Direction
Output each line exactly as it appears, skipping any embedded picture.

Material
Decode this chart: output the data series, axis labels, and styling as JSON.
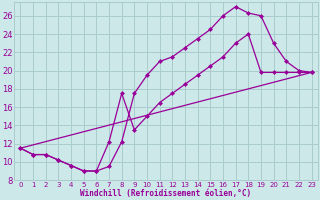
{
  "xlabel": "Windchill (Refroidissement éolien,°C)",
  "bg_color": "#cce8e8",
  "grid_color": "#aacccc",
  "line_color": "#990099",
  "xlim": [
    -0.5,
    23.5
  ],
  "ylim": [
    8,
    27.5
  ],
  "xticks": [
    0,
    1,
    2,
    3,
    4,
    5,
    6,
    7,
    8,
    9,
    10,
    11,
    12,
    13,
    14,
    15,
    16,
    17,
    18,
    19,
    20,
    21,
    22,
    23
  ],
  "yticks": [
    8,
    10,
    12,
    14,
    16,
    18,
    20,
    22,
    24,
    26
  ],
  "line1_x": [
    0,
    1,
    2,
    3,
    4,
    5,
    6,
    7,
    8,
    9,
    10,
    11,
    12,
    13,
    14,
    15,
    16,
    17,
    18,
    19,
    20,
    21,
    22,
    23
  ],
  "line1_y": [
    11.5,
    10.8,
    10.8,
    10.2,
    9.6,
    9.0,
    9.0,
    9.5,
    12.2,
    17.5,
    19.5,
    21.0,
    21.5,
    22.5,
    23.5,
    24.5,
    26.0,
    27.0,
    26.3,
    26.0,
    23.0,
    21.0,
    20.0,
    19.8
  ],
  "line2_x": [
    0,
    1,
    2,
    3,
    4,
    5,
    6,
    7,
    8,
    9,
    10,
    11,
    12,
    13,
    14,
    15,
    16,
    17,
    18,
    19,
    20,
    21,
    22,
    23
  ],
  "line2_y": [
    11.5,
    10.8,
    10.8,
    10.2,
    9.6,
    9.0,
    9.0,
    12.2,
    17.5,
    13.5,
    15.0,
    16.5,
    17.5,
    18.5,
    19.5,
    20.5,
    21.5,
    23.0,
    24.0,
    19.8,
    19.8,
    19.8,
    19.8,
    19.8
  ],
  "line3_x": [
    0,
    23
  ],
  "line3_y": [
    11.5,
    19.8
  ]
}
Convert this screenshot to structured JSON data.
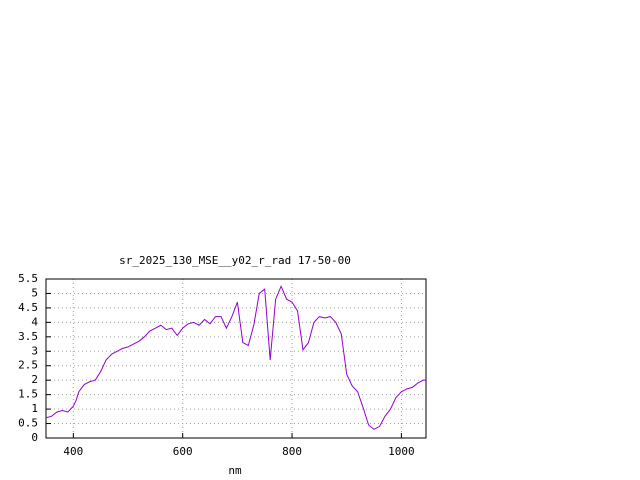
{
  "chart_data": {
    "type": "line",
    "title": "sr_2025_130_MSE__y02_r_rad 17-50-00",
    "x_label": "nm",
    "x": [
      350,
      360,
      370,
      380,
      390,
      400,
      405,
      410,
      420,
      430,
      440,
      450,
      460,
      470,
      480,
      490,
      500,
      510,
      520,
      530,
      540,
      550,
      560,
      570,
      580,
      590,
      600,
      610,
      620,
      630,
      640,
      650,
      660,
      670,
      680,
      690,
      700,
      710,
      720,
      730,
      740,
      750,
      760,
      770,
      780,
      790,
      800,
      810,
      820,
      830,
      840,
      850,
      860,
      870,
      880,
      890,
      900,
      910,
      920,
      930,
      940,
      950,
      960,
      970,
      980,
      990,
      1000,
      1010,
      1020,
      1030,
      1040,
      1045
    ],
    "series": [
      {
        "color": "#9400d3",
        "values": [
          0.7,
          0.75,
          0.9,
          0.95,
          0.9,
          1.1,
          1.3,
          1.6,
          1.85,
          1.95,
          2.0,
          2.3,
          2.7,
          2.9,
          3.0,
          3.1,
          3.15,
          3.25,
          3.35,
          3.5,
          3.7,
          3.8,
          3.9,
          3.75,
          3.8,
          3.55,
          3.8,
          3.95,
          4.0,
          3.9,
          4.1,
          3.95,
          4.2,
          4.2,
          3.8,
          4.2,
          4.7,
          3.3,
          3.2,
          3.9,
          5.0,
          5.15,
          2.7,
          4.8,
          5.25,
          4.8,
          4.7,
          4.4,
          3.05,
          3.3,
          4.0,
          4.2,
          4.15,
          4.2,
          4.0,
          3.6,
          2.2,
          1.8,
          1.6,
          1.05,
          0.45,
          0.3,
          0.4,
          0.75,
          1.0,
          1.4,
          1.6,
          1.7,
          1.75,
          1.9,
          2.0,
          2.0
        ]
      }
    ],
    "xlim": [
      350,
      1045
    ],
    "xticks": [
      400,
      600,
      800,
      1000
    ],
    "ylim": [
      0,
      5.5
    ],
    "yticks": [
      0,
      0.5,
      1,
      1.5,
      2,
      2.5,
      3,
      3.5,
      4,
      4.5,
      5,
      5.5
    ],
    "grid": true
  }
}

Response
Decode this chart: output the data series, axis labels, and styling as JSON.
{
  "xlabel": "Windchill (Refroidissement éolien,°C)",
  "bg_color": "#cce8e8",
  "grid_color": "#aacccc",
  "line_color": "#990099",
  "xlim": [
    -0.5,
    23.5
  ],
  "ylim": [
    8,
    27.5
  ],
  "xticks": [
    0,
    1,
    2,
    3,
    4,
    5,
    6,
    7,
    8,
    9,
    10,
    11,
    12,
    13,
    14,
    15,
    16,
    17,
    18,
    19,
    20,
    21,
    22,
    23
  ],
  "yticks": [
    8,
    10,
    12,
    14,
    16,
    18,
    20,
    22,
    24,
    26
  ],
  "line1_x": [
    0,
    1,
    2,
    3,
    4,
    5,
    6,
    7,
    8,
    9,
    10,
    11,
    12,
    13,
    14,
    15,
    16,
    17,
    18,
    19,
    20,
    21,
    22,
    23
  ],
  "line1_y": [
    11.5,
    10.8,
    10.8,
    10.2,
    9.6,
    9.0,
    9.0,
    9.5,
    12.2,
    17.5,
    19.5,
    21.0,
    21.5,
    22.5,
    23.5,
    24.5,
    26.0,
    27.0,
    26.3,
    26.0,
    23.0,
    21.0,
    20.0,
    19.8
  ],
  "line2_x": [
    0,
    1,
    2,
    3,
    4,
    5,
    6,
    7,
    8,
    9,
    10,
    11,
    12,
    13,
    14,
    15,
    16,
    17,
    18,
    19,
    20,
    21,
    22,
    23
  ],
  "line2_y": [
    11.5,
    10.8,
    10.8,
    10.2,
    9.6,
    9.0,
    9.0,
    12.2,
    17.5,
    13.5,
    15.0,
    16.5,
    17.5,
    18.5,
    19.5,
    20.5,
    21.5,
    23.0,
    24.0,
    19.8,
    19.8,
    19.8,
    19.8,
    19.8
  ],
  "line3_x": [
    0,
    23
  ],
  "line3_y": [
    11.5,
    19.8
  ]
}
Convert this screenshot to structured JSON data.
{
  "chart_data": {
    "type": "line",
    "title": "sr_2025_130_MSE__y02_r_rad 17-50-00",
    "x_label": "nm",
    "x": [
      350,
      360,
      370,
      380,
      390,
      400,
      405,
      410,
      420,
      430,
      440,
      450,
      460,
      470,
      480,
      490,
      500,
      510,
      520,
      530,
      540,
      550,
      560,
      570,
      580,
      590,
      600,
      610,
      620,
      630,
      640,
      650,
      660,
      670,
      680,
      690,
      700,
      710,
      720,
      730,
      740,
      750,
      760,
      770,
      780,
      790,
      800,
      810,
      820,
      830,
      840,
      850,
      860,
      870,
      880,
      890,
      900,
      910,
      920,
      930,
      940,
      950,
      960,
      970,
      980,
      990,
      1000,
      1010,
      1020,
      1030,
      1040,
      1045
    ],
    "series": [
      {
        "color": "#9400d3",
        "values": [
          0.7,
          0.75,
          0.9,
          0.95,
          0.9,
          1.1,
          1.3,
          1.6,
          1.85,
          1.95,
          2.0,
          2.3,
          2.7,
          2.9,
          3.0,
          3.1,
          3.15,
          3.25,
          3.35,
          3.5,
          3.7,
          3.8,
          3.9,
          3.75,
          3.8,
          3.55,
          3.8,
          3.95,
          4.0,
          3.9,
          4.1,
          3.95,
          4.2,
          4.2,
          3.8,
          4.2,
          4.7,
          3.3,
          3.2,
          3.9,
          5.0,
          5.15,
          2.7,
          4.8,
          5.25,
          4.8,
          4.7,
          4.4,
          3.05,
          3.3,
          4.0,
          4.2,
          4.15,
          4.2,
          4.0,
          3.6,
          2.2,
          1.8,
          1.6,
          1.05,
          0.45,
          0.3,
          0.4,
          0.75,
          1.0,
          1.4,
          1.6,
          1.7,
          1.75,
          1.9,
          2.0,
          2.0
        ]
      }
    ],
    "xlim": [
      350,
      1045
    ],
    "xticks": [
      400,
      600,
      800,
      1000
    ],
    "ylim": [
      0,
      5.5
    ],
    "yticks": [
      0,
      0.5,
      1,
      1.5,
      2,
      2.5,
      3,
      3.5,
      4,
      4.5,
      5,
      5.5
    ],
    "grid": true
  }
}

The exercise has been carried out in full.